Entries with figure data
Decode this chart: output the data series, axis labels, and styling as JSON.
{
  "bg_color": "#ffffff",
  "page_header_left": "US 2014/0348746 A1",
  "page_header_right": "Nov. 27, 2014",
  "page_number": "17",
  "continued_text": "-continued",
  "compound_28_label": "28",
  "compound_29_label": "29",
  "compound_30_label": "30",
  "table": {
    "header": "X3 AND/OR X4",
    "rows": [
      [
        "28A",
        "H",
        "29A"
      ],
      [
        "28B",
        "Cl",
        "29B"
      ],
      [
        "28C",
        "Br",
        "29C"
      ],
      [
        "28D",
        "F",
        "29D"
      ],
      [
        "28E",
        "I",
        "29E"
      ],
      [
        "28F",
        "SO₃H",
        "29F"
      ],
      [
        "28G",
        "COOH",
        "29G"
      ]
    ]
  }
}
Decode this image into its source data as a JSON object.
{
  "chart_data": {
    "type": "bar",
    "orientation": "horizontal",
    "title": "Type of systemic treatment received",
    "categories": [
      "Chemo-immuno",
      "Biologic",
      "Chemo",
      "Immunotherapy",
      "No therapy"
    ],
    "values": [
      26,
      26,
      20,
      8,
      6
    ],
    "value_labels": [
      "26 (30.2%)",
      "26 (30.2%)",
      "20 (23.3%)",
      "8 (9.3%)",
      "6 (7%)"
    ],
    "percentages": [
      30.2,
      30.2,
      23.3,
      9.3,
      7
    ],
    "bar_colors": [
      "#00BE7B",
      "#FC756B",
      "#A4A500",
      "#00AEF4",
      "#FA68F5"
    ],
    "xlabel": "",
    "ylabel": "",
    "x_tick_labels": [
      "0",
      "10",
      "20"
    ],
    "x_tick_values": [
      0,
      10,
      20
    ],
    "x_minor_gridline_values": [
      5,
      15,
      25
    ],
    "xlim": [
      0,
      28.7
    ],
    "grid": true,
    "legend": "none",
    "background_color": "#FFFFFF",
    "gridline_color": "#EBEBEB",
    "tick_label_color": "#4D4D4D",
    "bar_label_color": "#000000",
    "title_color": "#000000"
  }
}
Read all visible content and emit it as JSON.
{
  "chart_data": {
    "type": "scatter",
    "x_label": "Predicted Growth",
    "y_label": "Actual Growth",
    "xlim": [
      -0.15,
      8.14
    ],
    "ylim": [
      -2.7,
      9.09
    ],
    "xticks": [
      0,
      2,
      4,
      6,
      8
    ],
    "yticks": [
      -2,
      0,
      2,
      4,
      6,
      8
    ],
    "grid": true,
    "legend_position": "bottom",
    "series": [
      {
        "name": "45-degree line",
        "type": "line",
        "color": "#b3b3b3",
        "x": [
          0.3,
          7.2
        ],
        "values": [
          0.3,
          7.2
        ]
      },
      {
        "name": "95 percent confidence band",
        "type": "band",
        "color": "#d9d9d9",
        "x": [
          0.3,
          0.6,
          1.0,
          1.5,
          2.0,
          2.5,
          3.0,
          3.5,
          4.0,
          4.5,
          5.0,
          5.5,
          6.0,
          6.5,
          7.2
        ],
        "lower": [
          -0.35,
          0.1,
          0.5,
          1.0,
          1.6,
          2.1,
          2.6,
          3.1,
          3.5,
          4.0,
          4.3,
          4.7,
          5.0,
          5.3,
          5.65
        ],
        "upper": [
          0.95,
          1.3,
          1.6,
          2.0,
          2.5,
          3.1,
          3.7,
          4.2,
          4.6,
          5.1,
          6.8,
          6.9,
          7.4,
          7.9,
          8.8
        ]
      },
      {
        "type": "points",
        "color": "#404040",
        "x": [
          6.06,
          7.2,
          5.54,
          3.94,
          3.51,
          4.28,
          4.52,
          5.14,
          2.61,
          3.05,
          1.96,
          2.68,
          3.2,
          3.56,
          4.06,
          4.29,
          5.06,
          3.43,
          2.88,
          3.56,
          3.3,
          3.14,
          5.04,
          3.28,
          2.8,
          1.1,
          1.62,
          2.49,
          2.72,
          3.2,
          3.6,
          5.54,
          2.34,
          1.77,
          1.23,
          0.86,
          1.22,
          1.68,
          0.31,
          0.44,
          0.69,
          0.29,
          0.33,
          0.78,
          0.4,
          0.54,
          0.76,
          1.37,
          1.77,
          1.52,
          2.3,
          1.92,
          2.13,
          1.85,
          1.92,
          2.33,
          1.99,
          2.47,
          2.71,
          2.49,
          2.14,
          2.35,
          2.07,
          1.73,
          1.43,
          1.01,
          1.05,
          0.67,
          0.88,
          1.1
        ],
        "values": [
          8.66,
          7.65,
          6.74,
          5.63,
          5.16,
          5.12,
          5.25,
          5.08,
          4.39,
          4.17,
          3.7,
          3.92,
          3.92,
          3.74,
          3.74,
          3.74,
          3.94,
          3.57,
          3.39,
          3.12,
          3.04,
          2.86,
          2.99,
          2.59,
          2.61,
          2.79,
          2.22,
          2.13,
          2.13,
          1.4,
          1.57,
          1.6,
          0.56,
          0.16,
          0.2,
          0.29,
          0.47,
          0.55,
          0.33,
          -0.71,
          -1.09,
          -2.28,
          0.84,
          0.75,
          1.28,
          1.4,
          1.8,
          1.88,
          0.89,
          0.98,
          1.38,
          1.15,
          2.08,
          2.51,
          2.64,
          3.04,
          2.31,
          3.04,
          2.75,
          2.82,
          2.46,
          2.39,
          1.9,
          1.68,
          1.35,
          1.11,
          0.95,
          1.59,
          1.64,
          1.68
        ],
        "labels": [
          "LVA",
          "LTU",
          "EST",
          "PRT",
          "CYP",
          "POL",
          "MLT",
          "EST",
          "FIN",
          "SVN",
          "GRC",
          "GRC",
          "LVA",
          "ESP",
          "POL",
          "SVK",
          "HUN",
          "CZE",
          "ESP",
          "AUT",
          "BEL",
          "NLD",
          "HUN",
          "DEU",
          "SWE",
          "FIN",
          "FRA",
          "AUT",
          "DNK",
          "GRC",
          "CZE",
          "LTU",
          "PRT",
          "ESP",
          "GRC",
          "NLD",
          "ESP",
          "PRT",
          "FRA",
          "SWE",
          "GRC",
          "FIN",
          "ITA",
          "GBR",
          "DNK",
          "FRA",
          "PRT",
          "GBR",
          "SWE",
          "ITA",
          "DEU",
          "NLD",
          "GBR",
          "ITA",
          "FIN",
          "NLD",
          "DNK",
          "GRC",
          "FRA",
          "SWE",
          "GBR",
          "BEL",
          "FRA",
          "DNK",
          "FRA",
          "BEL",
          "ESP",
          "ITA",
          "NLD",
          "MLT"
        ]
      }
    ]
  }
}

## STATED EXERCISE
Show the lines where the word "this" appears in the entries.

## EXPECTED ANSWER
Decode this chart: output the data series, axis labels, and styling as JSON.
Decode this image into its source data as a JSON object.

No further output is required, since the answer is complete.